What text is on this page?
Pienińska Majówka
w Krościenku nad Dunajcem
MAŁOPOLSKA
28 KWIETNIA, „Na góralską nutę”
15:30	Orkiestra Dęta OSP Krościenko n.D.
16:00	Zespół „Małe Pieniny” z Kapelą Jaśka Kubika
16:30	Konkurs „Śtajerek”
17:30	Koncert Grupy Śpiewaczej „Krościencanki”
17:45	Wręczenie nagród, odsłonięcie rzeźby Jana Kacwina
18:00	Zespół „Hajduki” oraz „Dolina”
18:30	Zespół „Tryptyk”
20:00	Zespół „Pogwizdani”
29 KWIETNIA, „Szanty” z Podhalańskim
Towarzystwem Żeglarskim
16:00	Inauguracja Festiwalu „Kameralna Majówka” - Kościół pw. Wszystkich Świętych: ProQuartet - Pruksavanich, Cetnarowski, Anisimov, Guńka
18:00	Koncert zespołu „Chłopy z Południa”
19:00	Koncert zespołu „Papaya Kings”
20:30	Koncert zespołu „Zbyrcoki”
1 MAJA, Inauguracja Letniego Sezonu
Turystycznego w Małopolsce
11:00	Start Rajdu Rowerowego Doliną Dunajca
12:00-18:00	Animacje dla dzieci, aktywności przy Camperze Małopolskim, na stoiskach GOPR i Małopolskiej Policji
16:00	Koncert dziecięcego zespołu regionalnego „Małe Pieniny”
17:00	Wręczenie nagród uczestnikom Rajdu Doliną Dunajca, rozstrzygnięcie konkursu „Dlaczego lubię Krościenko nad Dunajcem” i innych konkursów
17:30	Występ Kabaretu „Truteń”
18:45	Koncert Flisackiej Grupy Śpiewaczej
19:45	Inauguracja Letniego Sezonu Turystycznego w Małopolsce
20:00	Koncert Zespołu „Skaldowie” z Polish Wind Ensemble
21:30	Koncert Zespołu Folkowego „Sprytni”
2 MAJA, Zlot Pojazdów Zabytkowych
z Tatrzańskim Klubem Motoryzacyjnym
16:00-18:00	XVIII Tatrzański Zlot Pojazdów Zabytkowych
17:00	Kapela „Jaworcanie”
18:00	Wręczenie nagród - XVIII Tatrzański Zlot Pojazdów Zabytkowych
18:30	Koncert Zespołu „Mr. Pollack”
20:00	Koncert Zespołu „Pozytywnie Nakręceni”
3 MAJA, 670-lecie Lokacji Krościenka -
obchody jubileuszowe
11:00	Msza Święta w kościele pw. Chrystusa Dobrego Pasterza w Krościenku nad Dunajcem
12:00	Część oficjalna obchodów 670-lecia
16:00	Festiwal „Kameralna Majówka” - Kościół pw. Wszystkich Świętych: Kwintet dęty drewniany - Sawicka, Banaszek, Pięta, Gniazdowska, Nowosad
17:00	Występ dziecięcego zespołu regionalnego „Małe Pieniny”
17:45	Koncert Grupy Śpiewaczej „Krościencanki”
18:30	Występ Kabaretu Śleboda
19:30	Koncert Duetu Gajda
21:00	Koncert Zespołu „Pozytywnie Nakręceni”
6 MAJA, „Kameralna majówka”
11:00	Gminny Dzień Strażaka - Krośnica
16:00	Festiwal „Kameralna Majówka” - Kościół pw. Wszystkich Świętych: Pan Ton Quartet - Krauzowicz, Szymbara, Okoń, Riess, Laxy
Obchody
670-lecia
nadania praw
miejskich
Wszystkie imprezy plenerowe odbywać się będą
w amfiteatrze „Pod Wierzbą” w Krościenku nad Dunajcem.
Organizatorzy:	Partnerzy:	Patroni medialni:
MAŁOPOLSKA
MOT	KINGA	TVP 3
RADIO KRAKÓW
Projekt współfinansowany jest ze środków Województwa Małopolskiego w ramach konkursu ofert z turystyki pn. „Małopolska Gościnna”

- - - -

WRITTEN TASK – Show every line of the listing in which the string "KWIETNIA" can be found.

WORKED SOLUTION –
28 KWIETNIA, „Na góralską nutę”
29 KWIETNIA, „Szanty” z Podhalańskim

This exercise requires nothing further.